- [YOUR GOAL] Repeat the records below exactly.

- [MATERIAL FOR THIS EXERCISE]
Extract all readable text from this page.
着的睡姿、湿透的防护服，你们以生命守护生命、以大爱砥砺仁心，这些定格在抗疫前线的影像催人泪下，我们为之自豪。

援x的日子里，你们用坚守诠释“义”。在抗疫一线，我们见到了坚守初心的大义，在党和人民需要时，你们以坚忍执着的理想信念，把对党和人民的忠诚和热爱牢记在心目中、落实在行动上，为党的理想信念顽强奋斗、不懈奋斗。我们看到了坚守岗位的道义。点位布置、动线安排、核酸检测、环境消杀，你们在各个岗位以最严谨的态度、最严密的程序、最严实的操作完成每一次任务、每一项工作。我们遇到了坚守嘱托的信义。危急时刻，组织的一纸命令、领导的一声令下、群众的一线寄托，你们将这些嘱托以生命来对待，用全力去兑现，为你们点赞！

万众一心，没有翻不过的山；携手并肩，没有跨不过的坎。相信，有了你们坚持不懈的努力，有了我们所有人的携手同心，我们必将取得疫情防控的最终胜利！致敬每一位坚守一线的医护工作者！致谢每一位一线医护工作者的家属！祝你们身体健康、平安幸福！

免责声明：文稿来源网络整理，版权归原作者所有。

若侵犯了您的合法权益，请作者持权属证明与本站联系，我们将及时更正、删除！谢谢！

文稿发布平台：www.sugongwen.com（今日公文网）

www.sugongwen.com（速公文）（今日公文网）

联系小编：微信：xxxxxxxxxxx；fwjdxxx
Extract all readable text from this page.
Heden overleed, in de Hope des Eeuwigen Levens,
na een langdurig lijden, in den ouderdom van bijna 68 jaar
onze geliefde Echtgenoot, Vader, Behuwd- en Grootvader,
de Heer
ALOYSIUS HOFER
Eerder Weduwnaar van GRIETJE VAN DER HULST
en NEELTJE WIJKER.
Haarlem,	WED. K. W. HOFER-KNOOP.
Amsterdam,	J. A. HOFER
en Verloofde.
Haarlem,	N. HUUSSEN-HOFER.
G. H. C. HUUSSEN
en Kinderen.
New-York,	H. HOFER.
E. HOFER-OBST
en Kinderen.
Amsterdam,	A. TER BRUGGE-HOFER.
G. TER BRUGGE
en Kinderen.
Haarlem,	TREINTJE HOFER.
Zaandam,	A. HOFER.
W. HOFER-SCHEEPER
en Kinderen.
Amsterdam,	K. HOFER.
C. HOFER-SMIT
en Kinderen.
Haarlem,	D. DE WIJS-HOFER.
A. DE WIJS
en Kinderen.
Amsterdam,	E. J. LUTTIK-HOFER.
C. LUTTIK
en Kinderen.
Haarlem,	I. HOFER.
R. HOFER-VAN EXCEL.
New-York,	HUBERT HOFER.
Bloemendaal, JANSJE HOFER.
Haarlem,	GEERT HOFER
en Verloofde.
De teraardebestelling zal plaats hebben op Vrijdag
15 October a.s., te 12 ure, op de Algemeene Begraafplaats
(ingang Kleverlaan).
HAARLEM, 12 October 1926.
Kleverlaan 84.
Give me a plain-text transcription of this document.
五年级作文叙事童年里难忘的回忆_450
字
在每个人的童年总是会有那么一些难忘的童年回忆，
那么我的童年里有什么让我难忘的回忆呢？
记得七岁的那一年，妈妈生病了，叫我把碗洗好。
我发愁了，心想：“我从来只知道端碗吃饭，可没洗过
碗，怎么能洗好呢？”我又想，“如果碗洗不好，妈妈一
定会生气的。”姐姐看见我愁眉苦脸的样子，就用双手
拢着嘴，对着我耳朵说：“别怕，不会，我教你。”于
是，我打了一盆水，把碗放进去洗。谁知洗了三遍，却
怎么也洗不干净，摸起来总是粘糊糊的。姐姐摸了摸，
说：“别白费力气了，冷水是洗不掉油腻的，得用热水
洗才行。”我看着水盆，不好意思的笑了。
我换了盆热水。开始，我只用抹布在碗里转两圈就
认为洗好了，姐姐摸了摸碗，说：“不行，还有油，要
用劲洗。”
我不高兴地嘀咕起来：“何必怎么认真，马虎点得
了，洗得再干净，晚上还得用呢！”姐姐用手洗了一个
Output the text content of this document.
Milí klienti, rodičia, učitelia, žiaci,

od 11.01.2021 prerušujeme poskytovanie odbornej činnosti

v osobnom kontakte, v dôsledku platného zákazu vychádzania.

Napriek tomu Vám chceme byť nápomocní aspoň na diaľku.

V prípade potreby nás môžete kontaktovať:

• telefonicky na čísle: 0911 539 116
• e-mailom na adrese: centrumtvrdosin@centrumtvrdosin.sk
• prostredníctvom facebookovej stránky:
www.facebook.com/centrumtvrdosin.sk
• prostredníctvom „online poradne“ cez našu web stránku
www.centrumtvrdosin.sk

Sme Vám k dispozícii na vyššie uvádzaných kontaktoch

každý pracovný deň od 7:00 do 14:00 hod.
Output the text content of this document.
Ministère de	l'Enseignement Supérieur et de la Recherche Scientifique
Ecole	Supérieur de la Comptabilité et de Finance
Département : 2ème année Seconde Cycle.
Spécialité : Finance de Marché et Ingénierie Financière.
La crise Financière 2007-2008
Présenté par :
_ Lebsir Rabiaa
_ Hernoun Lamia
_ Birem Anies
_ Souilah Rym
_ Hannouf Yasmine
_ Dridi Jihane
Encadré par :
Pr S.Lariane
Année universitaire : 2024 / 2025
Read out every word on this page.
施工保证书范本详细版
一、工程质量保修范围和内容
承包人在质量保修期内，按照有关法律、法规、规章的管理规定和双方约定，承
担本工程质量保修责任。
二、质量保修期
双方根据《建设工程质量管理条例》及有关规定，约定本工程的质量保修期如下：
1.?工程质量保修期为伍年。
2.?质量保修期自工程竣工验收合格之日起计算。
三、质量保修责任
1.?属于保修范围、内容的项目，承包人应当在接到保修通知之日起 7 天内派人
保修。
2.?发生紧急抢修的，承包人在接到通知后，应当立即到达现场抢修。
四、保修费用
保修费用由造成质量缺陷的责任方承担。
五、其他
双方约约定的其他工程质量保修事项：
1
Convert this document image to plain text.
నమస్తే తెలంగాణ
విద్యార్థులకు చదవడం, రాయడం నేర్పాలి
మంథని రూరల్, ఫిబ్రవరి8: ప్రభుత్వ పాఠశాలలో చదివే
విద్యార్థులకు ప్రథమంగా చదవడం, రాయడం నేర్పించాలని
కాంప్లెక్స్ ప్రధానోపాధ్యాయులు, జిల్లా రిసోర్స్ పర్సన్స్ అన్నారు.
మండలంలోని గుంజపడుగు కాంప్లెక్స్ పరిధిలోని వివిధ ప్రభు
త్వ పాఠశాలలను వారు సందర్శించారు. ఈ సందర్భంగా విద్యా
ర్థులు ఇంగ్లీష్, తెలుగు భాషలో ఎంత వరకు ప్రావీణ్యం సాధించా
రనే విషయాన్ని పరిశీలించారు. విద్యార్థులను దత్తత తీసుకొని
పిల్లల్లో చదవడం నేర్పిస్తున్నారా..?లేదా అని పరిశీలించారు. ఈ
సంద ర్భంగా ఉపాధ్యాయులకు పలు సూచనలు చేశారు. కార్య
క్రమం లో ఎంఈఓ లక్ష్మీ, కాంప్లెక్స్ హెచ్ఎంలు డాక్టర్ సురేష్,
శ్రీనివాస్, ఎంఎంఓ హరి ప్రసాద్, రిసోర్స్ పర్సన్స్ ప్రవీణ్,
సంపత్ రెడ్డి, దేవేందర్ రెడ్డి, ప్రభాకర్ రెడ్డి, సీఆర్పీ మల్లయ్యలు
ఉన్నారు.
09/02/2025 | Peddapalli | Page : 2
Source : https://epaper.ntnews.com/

- [RESPONSE FOR THIS EXERCISE]
Extract all readable text from this page.
着的睡姿、湿透的防护服，你们以生命守护生命、以大爱砥砺仁心，这些定格在抗疫前线的影像催人泪下，我们为之自豪。

援x的日子里，你们用坚守诠释“义”。在抗疫一线，我们见到了坚守初心的大义，在党和人民需要时，你们以坚忍执着的理想信念，把对党和人民的忠诚和热爱牢记在心目中、落实在行动上，为党的理想信念顽强奋斗、不懈奋斗。我们看到了坚守岗位的道义。点位布置、动线安排、核酸检测、环境消杀，你们在各个岗位以最严谨的态度、最严密的程序、最严实的操作完成每一次任务、每一项工作。我们遇到了坚守嘱托的信义。危急时刻，组织的一纸命令、领导的一声令下、群众的一线寄托，你们将这些嘱托以生命来对待，用全力去兑现，为你们点赞！

万众一心，没有翻不过的山；携手并肩，没有跨不过的坎。相信，有了你们坚持不懈的努力，有了我们所有人的携手同心，我们必将取得疫情防控的最终胜利！致敬每一位坚守一线的医护工作者！致谢每一位一线医护工作者的家属！祝你们身体健康、平安幸福！

免责声明：文稿来源网络整理，版权归原作者所有。

若侵犯了您的合法权益，请作者持权属证明与本站联系，我们将及时更正、删除！谢谢！

文稿发布平台：www.sugongwen.com（今日公文网）

www.sugongwen.com（速公文）（今日公文网）

联系小编：微信：xxxxxxxxxxx；fwjdxxx
Extract all readable text from this page.
Heden overleed, in de Hope des Eeuwigen Levens,
na een langdurig lijden, in den ouderdom van bijna 68 jaar
onze geliefde Echtgenoot, Vader, Behuwd- en Grootvader,
de Heer
ALOYSIUS HOFER
Eerder Weduwnaar van GRIETJE VAN DER HULST
en NEELTJE WIJKER.
Haarlem,	WED. K. W. HOFER-KNOOP.
Amsterdam,	J. A. HOFER
en Verloofde.
Haarlem,	N. HUUSSEN-HOFER.
G. H. C. HUUSSEN
en Kinderen.
New-York,	H. HOFER.
E. HOFER-OBST
en Kinderen.
Amsterdam,	A. TER BRUGGE-HOFER.
G. TER BRUGGE
en Kinderen.
Haarlem,	TREINTJE HOFER.
Zaandam,	A. HOFER.
W. HOFER-SCHEEPER
en Kinderen.
Amsterdam,	K. HOFER.
C. HOFER-SMIT
en Kinderen.
Haarlem,	D. DE WIJS-HOFER.
A. DE WIJS
en Kinderen.
Amsterdam,	E. J. LUTTIK-HOFER.
C. LUTTIK
en Kinderen.
Haarlem,	I. HOFER.
R. HOFER-VAN EXCEL.
New-York,	HUBERT HOFER.
Bloemendaal, JANSJE HOFER.
Haarlem,	GEERT HOFER
en Verloofde.
De teraardebestelling zal plaats hebben op Vrijdag
15 October a.s., te 12 ure, op de Algemeene Begraafplaats
(ingang Kleverlaan).
HAARLEM, 12 October 1926.
Kleverlaan 84.
Give me a plain-text transcription of this document.
五年级作文叙事童年里难忘的回忆_450
字
在每个人的童年总是会有那么一些难忘的童年回忆，
那么我的童年里有什么让我难忘的回忆呢？
记得七岁的那一年，妈妈生病了，叫我把碗洗好。
我发愁了，心想：“我从来只知道端碗吃饭，可没洗过
碗，怎么能洗好呢？”我又想，“如果碗洗不好，妈妈一
定会生气的。”姐姐看见我愁眉苦脸的样子，就用双手
拢着嘴，对着我耳朵说：“别怕，不会，我教你。”于
是，我打了一盆水，把碗放进去洗。谁知洗了三遍，却
怎么也洗不干净，摸起来总是粘糊糊的。姐姐摸了摸，
说：“别白费力气了，冷水是洗不掉油腻的，得用热水
洗才行。”我看着水盆，不好意思的笑了。
我换了盆热水。开始，我只用抹布在碗里转两圈就
认为洗好了，姐姐摸了摸碗，说：“不行，还有油，要
用劲洗。”
我不高兴地嘀咕起来：“何必怎么认真，马虎点得
了，洗得再干净，晚上还得用呢！”姐姐用手洗了一个
Output the text content of this document.
Milí klienti, rodičia, učitelia, žiaci,

od 11.01.2021 prerušujeme poskytovanie odbornej činnosti

v osobnom kontakte, v dôsledku platného zákazu vychádzania.

Napriek tomu Vám chceme byť nápomocní aspoň na diaľku.

V prípade potreby nás môžete kontaktovať:

• telefonicky na čísle: 0911 539 116
• e-mailom na adrese: centrumtvrdosin@centrumtvrdosin.sk
• prostredníctvom facebookovej stránky:
www.facebook.com/centrumtvrdosin.sk
• prostredníctvom „online poradne“ cez našu web stránku
www.centrumtvrdosin.sk

Sme Vám k dispozícii na vyššie uvádzaných kontaktoch

každý pracovný deň od 7:00 do 14:00 hod.
Output the text content of this document.
Ministère de	l'Enseignement Supérieur et de la Recherche Scientifique
Ecole	Supérieur de la Comptabilité et de Finance
Département : 2ème année Seconde Cycle.
Spécialité : Finance de Marché et Ingénierie Financière.
La crise Financière 2007-2008
Présenté par :
_ Lebsir Rabiaa
_ Hernoun Lamia
_ Birem Anies
_ Souilah Rym
_ Hannouf Yasmine
_ Dridi Jihane
Encadré par :
Pr S.Lariane
Année universitaire : 2024 / 2025
Read out every word on this page.
施工保证书范本详细版
一、工程质量保修范围和内容
承包人在质量保修期内，按照有关法律、法规、规章的管理规定和双方约定，承
担本工程质量保修责任。
二、质量保修期
双方根据《建设工程质量管理条例》及有关规定，约定本工程的质量保修期如下：
1.?工程质量保修期为伍年。
2.?质量保修期自工程竣工验收合格之日起计算。
三、质量保修责任
1.?属于保修范围、内容的项目，承包人应当在接到保修通知之日起 7 天内派人
保修。
2.?发生紧急抢修的，承包人在接到通知后，应当立即到达现场抢修。
四、保修费用
保修费用由造成质量缺陷的责任方承担。
五、其他
双方约约定的其他工程质量保修事项：
1
Convert this document image to plain text.
నమస్తే తెలంగాణ
విద్యార్థులకు చదవడం, రాయడం నేర్పాలి
మంథని రూరల్, ఫిబ్రవరి8: ప్రభుత్వ పాఠశాలలో చదివే
విద్యార్థులకు ప్రథమంగా చదవడం, రాయడం నేర్పించాలని
కాంప్లెక్స్ ప్రధానోపాధ్యాయులు, జిల్లా రిసోర్స్ పర్సన్స్ అన్నారు.
మండలంలోని గుంజపడుగు కాంప్లెక్స్ పరిధిలోని వివిధ ప్రభు
త్వ పాఠశాలలను వారు సందర్శించారు. ఈ సందర్భంగా విద్యా
ర్థులు ఇంగ్లీష్, తెలుగు భాషలో ఎంత వరకు ప్రావీణ్యం సాధించా
రనే విషయాన్ని పరిశీలించారు. విద్యార్థులను దత్తత తీసుకొని
పిల్లల్లో చదవడం నేర్పిస్తున్నారా..?లేదా అని పరిశీలించారు. ఈ
సంద ర్భంగా ఉపాధ్యాయులకు పలు సూచనలు చేశారు. కార్య
క్రమం లో ఎంఈఓ లక్ష్మీ, కాంప్లెక్స్ హెచ్ఎంలు డాక్టర్ సురేష్,
శ్రీనివాస్, ఎంఎంఓ హరి ప్రసాద్, రిసోర్స్ పర్సన్స్ ప్రవీణ్,
సంపత్ రెడ్డి, దేవేందర్ రెడ్డి, ప్రభాకర్ రెడ్డి, సీఆర్పీ మల్లయ్యలు
ఉన్నారు.
09/02/2025 | Peddapalli | Page : 2
Source : https://epaper.ntnews.com/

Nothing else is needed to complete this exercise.